_Exercise materials_

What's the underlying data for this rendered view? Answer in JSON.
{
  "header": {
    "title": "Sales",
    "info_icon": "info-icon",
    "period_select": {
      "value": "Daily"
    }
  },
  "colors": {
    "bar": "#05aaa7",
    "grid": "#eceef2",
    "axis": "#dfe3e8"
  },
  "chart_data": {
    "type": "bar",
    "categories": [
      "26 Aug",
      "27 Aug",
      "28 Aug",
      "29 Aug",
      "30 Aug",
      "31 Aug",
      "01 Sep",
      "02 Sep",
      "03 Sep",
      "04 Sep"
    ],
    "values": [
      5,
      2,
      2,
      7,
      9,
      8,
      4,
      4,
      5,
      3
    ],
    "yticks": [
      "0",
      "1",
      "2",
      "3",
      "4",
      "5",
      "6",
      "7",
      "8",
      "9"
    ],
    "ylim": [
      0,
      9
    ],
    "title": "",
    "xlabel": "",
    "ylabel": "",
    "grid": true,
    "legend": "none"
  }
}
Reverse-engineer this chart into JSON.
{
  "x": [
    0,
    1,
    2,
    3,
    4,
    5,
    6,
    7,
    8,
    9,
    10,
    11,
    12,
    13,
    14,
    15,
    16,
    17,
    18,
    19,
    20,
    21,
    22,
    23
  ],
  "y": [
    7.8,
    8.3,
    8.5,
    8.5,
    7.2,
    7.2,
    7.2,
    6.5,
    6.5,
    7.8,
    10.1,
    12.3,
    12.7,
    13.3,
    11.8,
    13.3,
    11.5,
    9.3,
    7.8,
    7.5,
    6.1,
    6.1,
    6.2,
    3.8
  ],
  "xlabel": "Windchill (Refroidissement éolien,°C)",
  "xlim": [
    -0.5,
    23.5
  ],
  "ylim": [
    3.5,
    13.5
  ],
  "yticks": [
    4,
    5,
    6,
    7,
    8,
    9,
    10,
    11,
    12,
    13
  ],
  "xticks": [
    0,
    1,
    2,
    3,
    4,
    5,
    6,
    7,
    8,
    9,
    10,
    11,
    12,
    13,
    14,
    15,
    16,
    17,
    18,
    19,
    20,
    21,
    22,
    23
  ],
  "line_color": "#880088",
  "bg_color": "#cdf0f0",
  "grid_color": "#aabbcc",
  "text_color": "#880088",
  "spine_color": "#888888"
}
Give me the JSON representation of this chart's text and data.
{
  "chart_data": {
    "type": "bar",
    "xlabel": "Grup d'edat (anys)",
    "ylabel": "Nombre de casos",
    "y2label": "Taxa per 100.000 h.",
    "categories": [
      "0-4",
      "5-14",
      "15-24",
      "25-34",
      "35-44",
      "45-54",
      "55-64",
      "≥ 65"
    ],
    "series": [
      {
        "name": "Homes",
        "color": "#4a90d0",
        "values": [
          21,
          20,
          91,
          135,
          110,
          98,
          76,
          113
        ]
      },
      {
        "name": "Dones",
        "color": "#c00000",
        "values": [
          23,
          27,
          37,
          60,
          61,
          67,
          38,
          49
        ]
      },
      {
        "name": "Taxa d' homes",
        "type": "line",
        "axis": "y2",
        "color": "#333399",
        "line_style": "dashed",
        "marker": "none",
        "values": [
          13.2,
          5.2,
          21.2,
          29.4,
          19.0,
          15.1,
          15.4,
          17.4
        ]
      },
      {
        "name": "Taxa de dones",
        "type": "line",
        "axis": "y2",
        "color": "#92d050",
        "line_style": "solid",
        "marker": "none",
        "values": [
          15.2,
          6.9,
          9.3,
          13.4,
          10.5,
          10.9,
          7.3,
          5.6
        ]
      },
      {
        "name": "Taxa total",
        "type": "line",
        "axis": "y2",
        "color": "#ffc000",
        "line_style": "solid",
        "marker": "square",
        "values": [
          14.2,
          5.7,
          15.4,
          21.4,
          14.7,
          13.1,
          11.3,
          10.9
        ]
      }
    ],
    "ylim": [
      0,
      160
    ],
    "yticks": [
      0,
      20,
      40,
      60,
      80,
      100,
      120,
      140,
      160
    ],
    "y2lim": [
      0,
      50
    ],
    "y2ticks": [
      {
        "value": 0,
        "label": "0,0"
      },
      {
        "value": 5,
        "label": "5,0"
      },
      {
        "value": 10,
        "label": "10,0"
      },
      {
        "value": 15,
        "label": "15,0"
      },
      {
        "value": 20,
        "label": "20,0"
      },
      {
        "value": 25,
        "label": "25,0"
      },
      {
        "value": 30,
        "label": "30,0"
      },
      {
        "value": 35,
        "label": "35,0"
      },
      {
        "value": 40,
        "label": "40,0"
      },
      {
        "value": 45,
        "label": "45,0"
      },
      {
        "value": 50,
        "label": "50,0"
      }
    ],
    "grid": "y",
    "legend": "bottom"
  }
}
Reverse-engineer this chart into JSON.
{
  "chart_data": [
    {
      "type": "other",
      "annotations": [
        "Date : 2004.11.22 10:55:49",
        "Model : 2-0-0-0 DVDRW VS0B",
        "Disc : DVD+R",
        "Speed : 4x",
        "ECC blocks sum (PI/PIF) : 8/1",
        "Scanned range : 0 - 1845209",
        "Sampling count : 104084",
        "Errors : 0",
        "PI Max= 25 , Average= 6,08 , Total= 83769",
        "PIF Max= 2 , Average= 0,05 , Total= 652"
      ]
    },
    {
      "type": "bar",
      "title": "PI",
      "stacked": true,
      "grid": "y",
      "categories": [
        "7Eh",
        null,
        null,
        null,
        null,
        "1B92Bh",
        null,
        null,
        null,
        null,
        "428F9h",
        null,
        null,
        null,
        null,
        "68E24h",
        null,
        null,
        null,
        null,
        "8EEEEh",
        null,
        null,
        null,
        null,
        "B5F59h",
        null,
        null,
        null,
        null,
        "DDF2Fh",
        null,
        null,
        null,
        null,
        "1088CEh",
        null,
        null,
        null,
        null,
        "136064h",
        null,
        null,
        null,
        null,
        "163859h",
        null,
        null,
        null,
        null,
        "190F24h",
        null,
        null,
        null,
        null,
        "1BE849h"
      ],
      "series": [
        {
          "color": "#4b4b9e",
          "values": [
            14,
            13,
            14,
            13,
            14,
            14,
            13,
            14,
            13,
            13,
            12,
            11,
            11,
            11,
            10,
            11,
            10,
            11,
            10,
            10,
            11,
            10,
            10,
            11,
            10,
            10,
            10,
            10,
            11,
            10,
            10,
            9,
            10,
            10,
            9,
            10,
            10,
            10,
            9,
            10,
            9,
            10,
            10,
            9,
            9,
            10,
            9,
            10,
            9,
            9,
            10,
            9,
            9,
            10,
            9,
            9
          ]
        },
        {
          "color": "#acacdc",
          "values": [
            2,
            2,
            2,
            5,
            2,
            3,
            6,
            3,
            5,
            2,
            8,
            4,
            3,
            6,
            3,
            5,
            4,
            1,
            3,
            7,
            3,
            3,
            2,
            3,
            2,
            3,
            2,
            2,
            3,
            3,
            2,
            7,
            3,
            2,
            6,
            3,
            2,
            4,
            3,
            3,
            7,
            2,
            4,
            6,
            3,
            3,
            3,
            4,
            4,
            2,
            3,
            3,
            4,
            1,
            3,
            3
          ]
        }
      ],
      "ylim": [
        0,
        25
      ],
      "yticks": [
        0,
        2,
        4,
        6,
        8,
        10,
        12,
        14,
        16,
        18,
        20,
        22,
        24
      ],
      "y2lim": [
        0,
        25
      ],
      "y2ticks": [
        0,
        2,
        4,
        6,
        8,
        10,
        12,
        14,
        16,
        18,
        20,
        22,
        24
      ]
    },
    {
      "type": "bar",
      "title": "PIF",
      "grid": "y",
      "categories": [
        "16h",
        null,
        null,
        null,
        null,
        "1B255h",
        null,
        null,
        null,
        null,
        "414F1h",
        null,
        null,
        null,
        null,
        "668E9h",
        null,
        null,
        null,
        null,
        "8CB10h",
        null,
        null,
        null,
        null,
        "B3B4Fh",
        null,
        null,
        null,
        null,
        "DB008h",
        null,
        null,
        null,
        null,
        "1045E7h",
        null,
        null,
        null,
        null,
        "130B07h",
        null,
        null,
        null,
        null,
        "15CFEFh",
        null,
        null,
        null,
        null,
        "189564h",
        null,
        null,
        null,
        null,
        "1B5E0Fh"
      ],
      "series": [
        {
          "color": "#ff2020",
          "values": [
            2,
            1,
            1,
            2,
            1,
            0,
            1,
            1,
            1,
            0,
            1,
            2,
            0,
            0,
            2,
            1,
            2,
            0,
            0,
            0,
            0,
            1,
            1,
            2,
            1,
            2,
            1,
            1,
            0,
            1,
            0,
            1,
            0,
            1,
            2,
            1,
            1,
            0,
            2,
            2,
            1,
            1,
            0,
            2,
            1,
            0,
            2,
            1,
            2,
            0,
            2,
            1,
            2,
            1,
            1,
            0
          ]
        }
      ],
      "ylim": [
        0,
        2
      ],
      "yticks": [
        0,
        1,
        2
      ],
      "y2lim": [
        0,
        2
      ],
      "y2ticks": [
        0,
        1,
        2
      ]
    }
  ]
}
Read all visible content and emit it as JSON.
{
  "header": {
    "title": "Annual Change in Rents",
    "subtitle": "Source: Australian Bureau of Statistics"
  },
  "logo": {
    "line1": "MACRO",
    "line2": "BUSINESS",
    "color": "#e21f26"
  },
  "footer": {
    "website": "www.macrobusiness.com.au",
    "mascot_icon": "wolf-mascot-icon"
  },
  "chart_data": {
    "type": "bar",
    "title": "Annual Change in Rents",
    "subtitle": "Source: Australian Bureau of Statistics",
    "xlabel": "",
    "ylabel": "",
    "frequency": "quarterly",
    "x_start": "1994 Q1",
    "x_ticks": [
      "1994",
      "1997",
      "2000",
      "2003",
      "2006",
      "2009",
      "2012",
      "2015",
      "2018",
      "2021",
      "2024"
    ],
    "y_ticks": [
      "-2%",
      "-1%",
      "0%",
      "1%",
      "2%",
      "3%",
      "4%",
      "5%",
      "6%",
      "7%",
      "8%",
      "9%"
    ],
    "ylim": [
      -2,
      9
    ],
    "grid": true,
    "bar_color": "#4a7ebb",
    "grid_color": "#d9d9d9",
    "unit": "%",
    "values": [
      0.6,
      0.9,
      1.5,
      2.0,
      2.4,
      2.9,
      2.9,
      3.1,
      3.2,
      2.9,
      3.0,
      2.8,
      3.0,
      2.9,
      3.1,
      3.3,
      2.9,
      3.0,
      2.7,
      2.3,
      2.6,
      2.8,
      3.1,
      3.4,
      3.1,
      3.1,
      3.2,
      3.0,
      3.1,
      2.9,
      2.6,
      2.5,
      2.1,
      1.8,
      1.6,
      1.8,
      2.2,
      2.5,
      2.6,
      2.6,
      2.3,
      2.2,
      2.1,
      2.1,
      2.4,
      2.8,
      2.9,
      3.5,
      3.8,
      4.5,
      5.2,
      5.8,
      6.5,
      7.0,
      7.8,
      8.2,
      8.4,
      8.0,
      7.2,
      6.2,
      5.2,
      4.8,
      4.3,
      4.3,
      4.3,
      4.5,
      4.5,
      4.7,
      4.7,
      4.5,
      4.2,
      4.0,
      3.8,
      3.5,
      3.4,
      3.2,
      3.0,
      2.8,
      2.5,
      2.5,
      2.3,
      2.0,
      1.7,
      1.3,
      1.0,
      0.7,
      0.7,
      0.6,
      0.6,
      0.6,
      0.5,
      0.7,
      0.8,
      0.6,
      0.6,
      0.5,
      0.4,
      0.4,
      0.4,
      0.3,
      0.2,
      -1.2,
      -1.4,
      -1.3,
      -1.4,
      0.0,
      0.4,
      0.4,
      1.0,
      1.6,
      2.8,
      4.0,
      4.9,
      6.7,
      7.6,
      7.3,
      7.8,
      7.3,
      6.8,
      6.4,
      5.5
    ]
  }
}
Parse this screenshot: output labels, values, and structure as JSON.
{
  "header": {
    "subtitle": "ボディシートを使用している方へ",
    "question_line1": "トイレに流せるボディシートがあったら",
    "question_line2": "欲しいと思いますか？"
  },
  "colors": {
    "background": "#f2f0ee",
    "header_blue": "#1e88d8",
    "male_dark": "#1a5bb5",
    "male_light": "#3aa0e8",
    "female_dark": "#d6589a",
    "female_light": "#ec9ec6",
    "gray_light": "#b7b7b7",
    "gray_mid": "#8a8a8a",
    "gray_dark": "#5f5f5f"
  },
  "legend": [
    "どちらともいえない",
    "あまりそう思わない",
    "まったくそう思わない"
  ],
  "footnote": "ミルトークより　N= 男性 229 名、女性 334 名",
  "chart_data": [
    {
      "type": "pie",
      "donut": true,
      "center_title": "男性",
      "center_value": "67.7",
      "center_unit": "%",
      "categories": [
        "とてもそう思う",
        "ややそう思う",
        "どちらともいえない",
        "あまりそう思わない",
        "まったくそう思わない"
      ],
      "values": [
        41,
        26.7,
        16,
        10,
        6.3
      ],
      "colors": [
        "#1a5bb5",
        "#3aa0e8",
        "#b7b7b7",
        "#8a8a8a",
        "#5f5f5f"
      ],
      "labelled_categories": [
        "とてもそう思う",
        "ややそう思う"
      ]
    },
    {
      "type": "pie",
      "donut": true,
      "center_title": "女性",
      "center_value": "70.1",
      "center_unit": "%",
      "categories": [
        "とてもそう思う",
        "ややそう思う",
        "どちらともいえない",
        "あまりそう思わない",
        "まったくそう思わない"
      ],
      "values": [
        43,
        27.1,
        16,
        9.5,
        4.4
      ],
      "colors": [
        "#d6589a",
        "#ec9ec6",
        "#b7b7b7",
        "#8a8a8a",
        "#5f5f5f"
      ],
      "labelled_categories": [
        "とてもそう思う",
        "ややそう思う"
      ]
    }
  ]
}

_Job_
How many of the lines above include the string "Statistics"? Reply with the number by itself.

_Written answer_
2